- TASK STATEMENT -
Every entry below should be printed exactly, without its images.

- DATASET EXCERPTS -

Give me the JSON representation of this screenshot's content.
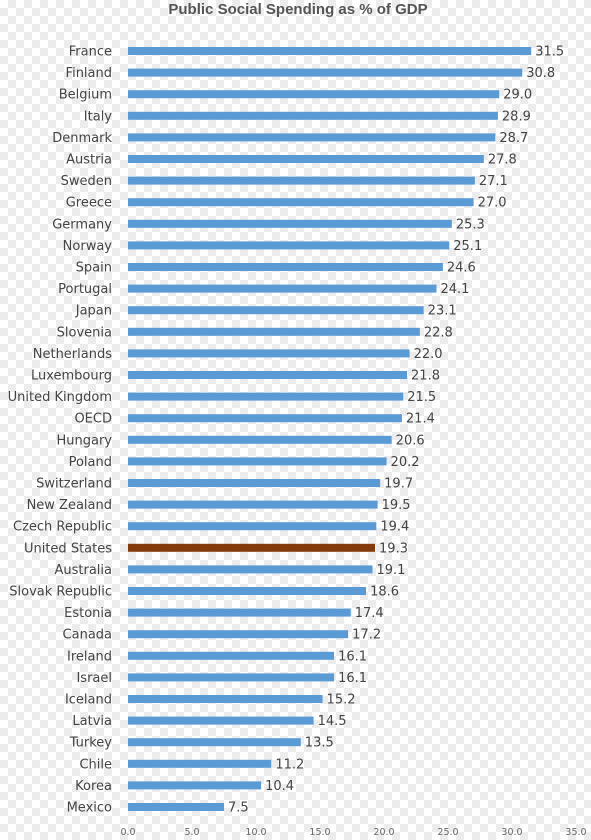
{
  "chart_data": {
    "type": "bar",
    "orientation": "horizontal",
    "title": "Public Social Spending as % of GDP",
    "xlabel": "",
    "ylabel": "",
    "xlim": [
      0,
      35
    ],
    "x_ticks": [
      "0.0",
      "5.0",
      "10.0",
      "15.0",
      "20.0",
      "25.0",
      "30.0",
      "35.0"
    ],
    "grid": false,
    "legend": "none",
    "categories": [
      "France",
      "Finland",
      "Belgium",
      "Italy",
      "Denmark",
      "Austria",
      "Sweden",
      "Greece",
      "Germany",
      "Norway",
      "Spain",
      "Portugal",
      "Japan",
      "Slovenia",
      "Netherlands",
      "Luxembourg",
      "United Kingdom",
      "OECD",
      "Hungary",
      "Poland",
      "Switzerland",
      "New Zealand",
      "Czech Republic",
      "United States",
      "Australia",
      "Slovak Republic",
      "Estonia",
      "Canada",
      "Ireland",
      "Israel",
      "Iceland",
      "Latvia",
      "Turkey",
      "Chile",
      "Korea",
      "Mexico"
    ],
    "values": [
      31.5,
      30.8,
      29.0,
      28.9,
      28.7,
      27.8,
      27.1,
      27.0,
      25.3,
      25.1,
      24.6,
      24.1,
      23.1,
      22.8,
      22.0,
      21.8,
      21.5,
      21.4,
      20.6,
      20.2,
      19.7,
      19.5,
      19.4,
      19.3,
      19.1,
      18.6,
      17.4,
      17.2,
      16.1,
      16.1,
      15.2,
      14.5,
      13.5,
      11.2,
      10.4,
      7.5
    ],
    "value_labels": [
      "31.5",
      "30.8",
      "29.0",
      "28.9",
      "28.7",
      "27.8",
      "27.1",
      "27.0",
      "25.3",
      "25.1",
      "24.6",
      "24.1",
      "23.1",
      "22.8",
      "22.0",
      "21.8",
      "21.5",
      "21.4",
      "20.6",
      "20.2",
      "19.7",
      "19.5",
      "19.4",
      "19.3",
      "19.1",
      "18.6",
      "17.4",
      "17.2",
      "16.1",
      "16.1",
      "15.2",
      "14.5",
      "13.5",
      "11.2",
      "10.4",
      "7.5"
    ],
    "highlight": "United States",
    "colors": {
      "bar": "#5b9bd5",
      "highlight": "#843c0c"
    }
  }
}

- WORKED ANSWER -
Give me the JSON representation of this screenshot's content.
{
  "chart_data": {
    "type": "bar",
    "orientation": "horizontal",
    "title": "Public Social Spending as % of GDP",
    "xlabel": "",
    "ylabel": "",
    "xlim": [
      0,
      35
    ],
    "x_ticks": [
      "0.0",
      "5.0",
      "10.0",
      "15.0",
      "20.0",
      "25.0",
      "30.0",
      "35.0"
    ],
    "grid": false,
    "legend": "none",
    "categories": [
      "France",
      "Finland",
      "Belgium",
      "Italy",
      "Denmark",
      "Austria",
      "Sweden",
      "Greece",
      "Germany",
      "Norway",
      "Spain",
      "Portugal",
      "Japan",
      "Slovenia",
      "Netherlands",
      "Luxembourg",
      "United Kingdom",
      "OECD",
      "Hungary",
      "Poland",
      "Switzerland",
      "New Zealand",
      "Czech Republic",
      "United States",
      "Australia",
      "Slovak Republic",
      "Estonia",
      "Canada",
      "Ireland",
      "Israel",
      "Iceland",
      "Latvia",
      "Turkey",
      "Chile",
      "Korea",
      "Mexico"
    ],
    "values": [
      31.5,
      30.8,
      29.0,
      28.9,
      28.7,
      27.8,
      27.1,
      27.0,
      25.3,
      25.1,
      24.6,
      24.1,
      23.1,
      22.8,
      22.0,
      21.8,
      21.5,
      21.4,
      20.6,
      20.2,
      19.7,
      19.5,
      19.4,
      19.3,
      19.1,
      18.6,
      17.4,
      17.2,
      16.1,
      16.1,
      15.2,
      14.5,
      13.5,
      11.2,
      10.4,
      7.5
    ],
    "value_labels": [
      "31.5",
      "30.8",
      "29.0",
      "28.9",
      "28.7",
      "27.8",
      "27.1",
      "27.0",
      "25.3",
      "25.1",
      "24.6",
      "24.1",
      "23.1",
      "22.8",
      "22.0",
      "21.8",
      "21.5",
      "21.4",
      "20.6",
      "20.2",
      "19.7",
      "19.5",
      "19.4",
      "19.3",
      "19.1",
      "18.6",
      "17.4",
      "17.2",
      "16.1",
      "16.1",
      "15.2",
      "14.5",
      "13.5",
      "11.2",
      "10.4",
      "7.5"
    ],
    "highlight": "United States",
    "colors": {
      "bar": "#5b9bd5",
      "highlight": "#843c0c"
    }
  }
}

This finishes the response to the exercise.